Layout annotation data:
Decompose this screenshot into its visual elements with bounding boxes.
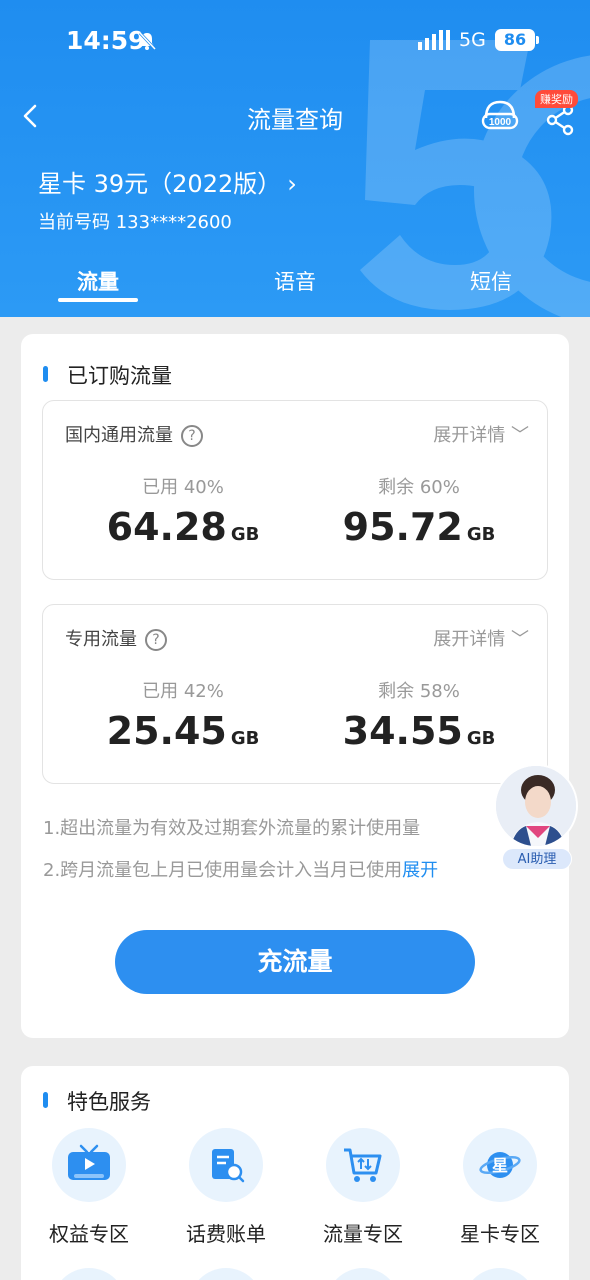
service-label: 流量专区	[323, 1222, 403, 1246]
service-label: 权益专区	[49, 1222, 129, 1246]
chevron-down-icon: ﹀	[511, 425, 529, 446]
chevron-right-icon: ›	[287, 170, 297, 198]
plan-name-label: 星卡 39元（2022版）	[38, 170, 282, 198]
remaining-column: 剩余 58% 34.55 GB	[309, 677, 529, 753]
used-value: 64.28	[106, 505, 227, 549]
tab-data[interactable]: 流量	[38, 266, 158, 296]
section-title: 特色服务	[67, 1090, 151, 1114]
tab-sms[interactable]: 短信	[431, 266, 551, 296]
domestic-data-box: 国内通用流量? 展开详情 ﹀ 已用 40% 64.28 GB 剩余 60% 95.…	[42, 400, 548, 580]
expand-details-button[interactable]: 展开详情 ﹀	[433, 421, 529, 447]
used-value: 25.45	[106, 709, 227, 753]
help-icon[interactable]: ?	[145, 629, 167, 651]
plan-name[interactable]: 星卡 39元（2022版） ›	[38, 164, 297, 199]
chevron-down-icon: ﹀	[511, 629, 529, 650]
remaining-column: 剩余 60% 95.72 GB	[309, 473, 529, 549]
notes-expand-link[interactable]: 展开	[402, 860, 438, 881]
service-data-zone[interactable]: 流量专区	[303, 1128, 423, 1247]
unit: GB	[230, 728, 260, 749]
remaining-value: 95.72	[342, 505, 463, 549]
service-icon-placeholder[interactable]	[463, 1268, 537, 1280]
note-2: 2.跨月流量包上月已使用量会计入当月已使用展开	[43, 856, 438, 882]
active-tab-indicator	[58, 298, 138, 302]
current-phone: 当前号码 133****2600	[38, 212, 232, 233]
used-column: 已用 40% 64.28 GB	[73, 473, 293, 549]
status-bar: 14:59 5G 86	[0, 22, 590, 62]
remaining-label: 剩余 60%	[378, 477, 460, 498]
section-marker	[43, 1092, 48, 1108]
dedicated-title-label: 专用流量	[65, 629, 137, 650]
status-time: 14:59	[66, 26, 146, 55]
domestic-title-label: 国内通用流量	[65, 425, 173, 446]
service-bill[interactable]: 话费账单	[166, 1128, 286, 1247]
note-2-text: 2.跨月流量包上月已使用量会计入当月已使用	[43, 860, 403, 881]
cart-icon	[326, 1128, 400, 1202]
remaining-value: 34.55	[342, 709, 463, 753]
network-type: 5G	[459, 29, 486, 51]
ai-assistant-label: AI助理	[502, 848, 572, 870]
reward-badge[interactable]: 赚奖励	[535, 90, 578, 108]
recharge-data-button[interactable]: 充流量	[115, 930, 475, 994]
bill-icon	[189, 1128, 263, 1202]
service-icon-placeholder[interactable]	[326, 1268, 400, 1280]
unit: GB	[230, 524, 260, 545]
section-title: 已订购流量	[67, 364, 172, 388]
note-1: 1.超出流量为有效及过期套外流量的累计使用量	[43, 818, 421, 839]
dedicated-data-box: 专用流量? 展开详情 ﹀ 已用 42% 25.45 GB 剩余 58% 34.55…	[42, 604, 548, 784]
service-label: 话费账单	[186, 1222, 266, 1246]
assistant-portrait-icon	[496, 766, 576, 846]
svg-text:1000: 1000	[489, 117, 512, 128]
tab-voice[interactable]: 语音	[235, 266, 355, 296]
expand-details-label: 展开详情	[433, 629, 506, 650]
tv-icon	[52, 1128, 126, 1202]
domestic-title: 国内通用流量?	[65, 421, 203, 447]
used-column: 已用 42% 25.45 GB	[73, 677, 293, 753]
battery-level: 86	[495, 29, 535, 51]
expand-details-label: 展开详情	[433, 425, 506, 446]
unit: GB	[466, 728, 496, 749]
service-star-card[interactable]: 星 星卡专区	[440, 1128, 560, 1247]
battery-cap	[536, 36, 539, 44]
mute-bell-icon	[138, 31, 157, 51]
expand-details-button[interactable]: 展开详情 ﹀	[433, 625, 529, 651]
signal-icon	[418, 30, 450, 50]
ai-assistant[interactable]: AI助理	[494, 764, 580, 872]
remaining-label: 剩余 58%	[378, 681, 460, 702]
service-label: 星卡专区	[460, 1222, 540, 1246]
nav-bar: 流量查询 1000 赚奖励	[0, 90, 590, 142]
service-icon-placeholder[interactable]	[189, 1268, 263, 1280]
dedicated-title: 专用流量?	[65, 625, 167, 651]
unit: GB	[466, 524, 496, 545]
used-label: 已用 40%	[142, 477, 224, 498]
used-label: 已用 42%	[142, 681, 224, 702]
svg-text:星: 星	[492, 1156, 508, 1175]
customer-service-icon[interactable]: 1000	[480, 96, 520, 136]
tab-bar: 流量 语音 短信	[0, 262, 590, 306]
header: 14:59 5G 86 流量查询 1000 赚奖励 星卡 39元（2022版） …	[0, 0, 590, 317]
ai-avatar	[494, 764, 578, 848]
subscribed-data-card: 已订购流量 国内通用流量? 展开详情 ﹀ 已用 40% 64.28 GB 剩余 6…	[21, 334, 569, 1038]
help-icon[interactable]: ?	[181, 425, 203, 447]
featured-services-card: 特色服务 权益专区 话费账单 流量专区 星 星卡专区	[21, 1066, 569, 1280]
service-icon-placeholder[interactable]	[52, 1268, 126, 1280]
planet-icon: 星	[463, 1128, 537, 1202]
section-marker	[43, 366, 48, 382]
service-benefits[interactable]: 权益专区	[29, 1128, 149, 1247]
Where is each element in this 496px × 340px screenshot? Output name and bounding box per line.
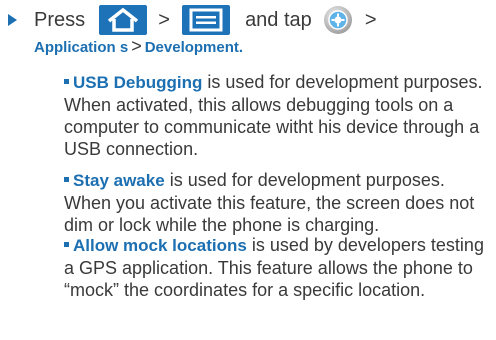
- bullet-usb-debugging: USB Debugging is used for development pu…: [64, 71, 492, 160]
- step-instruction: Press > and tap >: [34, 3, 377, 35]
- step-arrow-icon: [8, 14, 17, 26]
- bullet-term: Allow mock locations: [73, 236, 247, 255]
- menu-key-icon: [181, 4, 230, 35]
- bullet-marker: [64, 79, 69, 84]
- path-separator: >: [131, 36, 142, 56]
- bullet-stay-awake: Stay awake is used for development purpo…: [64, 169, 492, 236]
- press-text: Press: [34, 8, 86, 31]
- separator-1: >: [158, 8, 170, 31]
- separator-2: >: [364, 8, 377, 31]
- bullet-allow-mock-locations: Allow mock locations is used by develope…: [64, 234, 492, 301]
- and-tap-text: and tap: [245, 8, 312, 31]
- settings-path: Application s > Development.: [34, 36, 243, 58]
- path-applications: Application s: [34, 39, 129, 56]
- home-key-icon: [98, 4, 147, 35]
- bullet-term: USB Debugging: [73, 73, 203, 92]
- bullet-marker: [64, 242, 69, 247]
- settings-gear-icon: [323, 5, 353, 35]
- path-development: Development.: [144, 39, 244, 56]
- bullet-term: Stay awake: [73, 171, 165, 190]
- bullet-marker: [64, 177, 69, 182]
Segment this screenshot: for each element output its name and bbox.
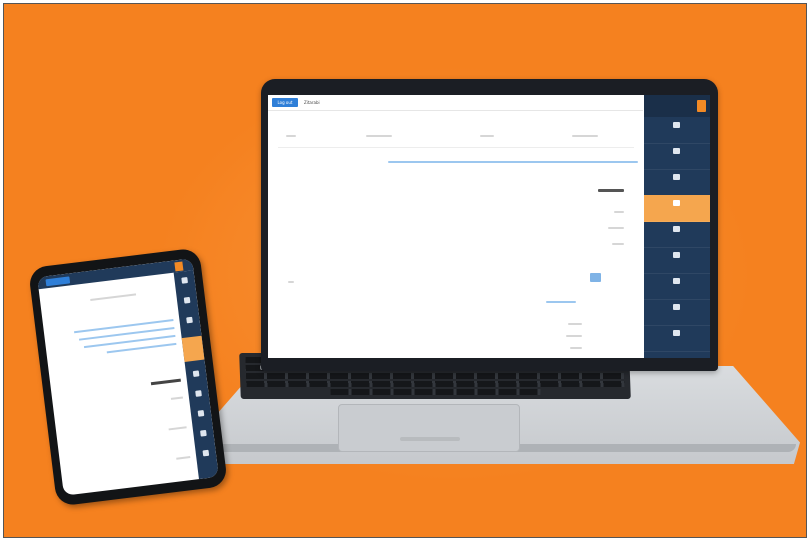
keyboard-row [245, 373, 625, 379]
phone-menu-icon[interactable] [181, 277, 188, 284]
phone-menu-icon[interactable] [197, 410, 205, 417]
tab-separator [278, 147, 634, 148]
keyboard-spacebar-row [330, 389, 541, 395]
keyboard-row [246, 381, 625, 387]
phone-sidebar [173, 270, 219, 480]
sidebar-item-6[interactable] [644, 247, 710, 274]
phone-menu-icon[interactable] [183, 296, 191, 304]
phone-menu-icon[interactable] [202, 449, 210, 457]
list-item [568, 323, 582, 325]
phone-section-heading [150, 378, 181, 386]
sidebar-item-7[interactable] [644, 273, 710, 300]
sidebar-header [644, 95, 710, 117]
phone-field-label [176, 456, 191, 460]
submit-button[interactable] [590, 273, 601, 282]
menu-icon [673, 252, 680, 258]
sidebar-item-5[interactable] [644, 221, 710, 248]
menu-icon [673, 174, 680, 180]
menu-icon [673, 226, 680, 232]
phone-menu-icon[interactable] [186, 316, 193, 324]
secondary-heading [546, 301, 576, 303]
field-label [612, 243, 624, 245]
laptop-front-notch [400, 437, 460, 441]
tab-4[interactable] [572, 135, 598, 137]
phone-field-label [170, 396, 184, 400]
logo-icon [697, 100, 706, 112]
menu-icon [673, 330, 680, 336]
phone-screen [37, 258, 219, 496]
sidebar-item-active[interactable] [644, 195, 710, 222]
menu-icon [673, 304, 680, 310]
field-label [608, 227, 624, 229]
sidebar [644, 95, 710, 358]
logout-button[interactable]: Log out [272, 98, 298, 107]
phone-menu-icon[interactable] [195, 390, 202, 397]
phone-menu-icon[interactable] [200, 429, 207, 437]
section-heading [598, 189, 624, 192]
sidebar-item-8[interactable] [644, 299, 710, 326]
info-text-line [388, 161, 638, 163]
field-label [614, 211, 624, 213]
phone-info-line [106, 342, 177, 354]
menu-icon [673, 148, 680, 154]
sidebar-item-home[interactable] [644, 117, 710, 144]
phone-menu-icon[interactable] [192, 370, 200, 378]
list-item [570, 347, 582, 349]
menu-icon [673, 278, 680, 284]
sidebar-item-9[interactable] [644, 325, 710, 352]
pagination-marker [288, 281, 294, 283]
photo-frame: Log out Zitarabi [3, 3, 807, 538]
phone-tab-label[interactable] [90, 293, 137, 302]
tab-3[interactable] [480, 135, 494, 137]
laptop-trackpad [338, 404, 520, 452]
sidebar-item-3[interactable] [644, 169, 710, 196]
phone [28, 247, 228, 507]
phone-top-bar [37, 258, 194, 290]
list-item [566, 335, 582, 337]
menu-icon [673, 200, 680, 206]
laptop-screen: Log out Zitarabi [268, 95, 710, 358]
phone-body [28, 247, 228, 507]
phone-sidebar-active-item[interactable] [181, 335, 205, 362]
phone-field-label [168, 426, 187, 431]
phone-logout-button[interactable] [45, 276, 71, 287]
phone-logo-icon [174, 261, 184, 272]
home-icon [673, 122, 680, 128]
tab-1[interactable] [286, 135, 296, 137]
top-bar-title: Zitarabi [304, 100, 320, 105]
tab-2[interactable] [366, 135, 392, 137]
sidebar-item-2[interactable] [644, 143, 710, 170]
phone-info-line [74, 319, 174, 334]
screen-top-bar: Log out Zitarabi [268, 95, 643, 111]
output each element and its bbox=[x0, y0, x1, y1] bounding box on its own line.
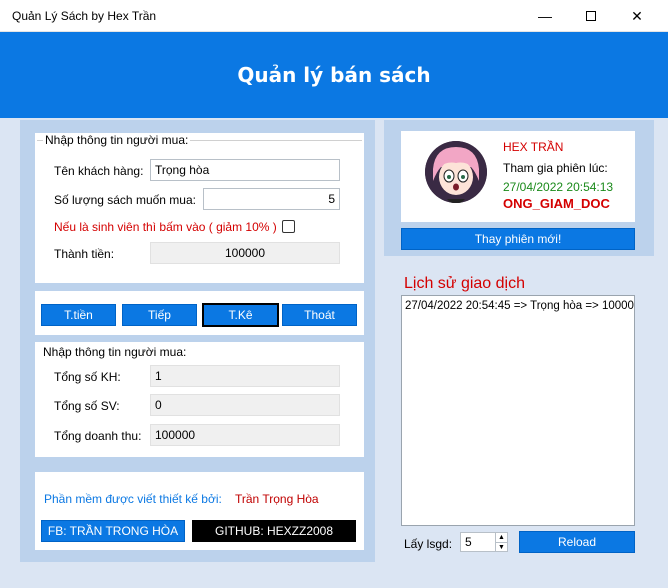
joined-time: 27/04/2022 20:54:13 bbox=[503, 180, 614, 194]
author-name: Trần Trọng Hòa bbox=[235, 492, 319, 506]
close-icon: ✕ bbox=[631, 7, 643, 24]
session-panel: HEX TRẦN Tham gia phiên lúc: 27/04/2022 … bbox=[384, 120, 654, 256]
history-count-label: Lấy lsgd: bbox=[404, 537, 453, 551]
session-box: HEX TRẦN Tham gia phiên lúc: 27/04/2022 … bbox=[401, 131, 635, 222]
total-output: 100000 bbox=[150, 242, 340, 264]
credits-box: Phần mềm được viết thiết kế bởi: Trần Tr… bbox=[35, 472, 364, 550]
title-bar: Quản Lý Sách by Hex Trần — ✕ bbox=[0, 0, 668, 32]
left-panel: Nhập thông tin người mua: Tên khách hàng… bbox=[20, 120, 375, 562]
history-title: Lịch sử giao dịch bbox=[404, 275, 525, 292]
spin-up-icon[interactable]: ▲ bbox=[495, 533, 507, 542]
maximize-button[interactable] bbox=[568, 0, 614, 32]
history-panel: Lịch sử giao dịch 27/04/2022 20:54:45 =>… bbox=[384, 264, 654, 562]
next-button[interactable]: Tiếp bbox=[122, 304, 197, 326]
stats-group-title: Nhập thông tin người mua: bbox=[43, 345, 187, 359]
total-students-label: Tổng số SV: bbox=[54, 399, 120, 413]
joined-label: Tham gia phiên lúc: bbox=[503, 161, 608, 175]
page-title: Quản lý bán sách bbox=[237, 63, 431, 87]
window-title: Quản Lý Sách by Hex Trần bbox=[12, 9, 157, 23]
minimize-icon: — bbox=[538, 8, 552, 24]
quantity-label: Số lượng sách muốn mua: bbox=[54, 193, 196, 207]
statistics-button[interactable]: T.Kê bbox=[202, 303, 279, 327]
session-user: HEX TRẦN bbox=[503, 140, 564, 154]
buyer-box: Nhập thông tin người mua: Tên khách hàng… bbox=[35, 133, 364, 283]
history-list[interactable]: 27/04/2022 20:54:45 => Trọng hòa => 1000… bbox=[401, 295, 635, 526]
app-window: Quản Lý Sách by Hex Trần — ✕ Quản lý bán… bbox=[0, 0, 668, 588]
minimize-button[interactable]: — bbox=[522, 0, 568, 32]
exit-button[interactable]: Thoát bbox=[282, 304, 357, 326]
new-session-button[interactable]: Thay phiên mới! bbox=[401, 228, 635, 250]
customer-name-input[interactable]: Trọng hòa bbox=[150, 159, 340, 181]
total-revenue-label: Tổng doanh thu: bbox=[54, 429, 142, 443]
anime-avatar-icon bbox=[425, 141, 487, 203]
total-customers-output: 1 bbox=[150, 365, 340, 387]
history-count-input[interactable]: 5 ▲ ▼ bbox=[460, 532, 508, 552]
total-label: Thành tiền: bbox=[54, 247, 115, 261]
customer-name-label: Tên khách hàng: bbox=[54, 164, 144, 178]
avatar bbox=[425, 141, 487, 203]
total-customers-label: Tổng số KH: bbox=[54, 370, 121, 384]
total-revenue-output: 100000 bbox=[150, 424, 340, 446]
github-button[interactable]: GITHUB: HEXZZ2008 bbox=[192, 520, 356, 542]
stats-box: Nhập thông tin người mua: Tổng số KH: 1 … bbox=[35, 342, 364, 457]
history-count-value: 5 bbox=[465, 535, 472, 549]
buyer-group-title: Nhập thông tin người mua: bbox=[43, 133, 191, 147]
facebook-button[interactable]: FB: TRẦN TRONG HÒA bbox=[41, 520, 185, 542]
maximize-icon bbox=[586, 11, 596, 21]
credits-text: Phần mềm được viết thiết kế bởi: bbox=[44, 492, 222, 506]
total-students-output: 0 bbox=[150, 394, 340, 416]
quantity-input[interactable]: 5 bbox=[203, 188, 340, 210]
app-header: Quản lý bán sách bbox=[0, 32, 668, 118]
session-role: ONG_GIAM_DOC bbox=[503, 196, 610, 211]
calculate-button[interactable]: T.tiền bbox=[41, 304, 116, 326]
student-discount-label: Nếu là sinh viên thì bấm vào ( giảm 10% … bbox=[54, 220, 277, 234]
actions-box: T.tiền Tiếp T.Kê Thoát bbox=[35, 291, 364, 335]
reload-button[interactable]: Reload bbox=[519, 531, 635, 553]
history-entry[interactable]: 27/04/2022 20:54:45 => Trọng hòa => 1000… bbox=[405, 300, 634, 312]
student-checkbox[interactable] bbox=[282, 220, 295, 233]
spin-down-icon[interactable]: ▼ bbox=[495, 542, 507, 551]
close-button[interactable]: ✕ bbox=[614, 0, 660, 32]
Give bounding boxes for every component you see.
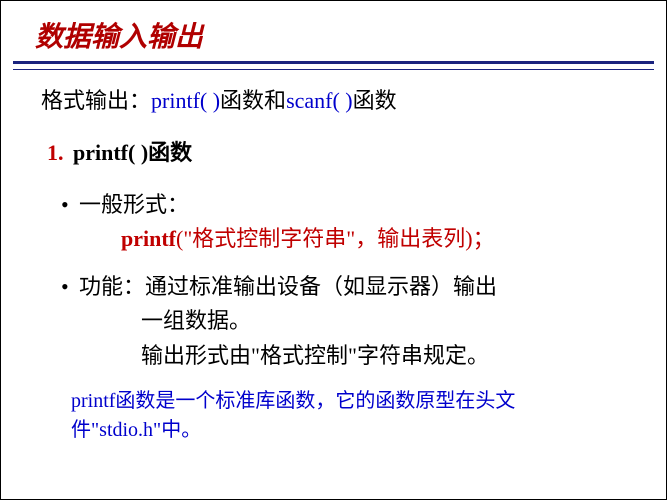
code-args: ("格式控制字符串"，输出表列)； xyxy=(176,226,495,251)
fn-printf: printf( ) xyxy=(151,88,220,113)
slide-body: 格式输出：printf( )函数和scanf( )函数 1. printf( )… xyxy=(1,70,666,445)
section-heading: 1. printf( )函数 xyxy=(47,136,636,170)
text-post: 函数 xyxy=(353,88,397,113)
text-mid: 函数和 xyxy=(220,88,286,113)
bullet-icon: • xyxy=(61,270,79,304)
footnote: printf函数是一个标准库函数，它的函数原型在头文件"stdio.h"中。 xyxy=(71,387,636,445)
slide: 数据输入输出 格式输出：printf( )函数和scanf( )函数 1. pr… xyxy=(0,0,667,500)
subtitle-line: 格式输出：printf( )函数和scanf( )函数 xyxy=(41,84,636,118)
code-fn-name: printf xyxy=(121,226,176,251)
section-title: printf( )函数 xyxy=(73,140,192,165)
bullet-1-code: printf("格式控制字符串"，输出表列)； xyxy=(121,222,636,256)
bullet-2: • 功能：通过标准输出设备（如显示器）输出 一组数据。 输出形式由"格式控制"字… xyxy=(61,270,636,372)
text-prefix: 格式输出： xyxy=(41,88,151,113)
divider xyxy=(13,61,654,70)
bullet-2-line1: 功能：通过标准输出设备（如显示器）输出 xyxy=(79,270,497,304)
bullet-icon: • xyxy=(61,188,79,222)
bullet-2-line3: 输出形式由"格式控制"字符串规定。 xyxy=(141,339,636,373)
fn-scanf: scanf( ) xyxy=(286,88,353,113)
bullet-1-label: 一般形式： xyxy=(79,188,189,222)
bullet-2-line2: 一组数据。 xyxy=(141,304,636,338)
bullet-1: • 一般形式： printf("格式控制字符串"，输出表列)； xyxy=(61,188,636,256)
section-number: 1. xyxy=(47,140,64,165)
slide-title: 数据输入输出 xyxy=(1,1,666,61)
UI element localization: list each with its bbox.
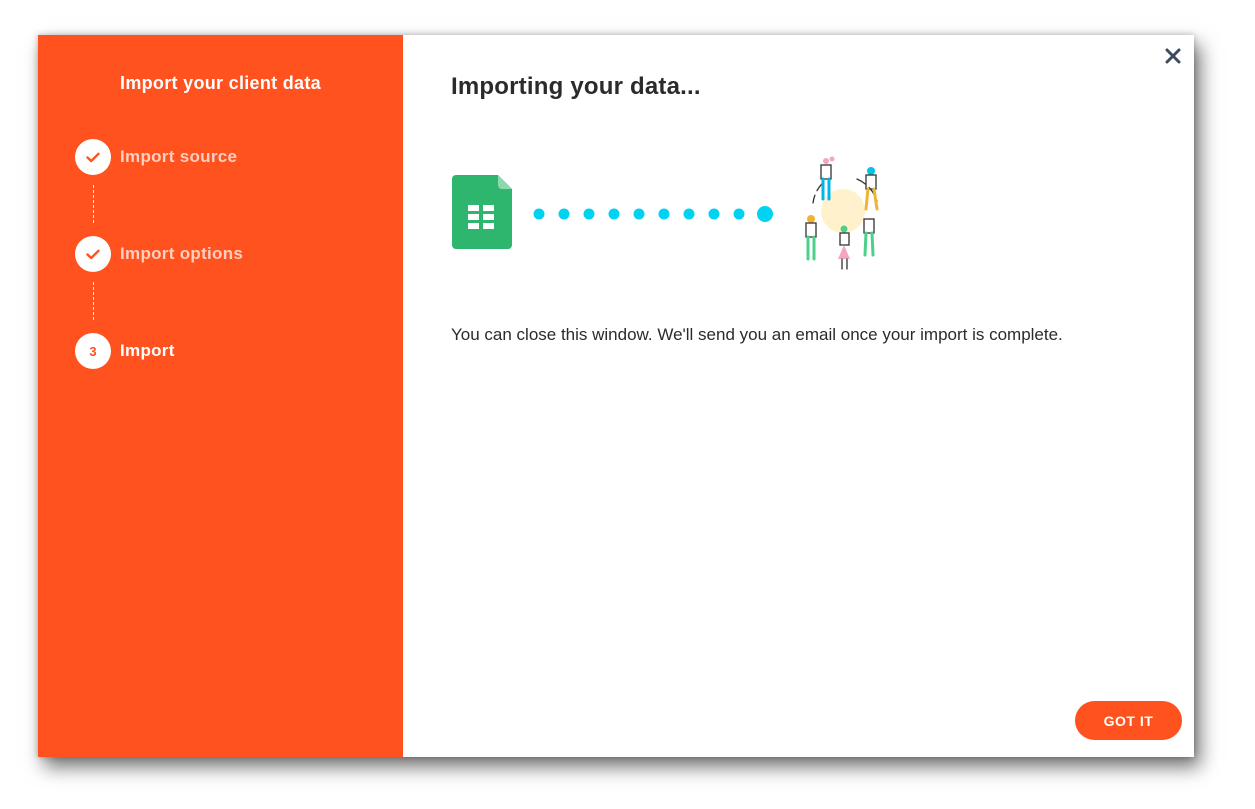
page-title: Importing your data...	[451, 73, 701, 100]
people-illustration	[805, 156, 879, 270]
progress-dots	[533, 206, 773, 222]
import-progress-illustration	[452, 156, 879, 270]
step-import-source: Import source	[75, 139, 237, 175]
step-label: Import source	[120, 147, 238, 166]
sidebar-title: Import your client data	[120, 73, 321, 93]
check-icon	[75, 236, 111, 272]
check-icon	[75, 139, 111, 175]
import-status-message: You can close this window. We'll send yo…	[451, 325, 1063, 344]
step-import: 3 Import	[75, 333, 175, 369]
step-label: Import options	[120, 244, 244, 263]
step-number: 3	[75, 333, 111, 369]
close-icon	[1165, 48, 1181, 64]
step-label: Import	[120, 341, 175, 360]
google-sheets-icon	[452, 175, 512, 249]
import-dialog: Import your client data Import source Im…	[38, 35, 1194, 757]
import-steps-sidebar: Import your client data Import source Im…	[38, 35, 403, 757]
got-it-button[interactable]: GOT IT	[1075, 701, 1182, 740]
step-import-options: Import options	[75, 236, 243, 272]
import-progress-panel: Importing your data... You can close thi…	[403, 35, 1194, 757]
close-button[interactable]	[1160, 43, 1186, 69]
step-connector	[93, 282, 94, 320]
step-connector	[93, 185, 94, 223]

**To be done:** Copy the data lines exactly as they appear, from the line with "keyboard-row [245, 373, 625, 379]" up to and including the line with "phone-field-label [176, 456, 191, 460]".

**Result of this exercise:**
keyboard-row [245, 373, 625, 379]
phone-menu-icon[interactable] [181, 277, 188, 284]
phone-menu-icon[interactable] [197, 410, 205, 417]
tab-separator [278, 147, 634, 148]
keyboard-spacebar-row [330, 389, 541, 395]
keyboard-row [246, 381, 625, 387]
phone-sidebar [173, 270, 219, 480]
sidebar-item-6[interactable] [644, 247, 710, 274]
phone-menu-icon[interactable] [183, 296, 191, 304]
phone-menu-icon[interactable] [202, 449, 210, 457]
list-item [568, 323, 582, 325]
phone-section-heading [150, 378, 181, 386]
sidebar-item-7[interactable] [644, 273, 710, 300]
sidebar-header [644, 95, 710, 117]
phone-field-label [176, 456, 191, 460]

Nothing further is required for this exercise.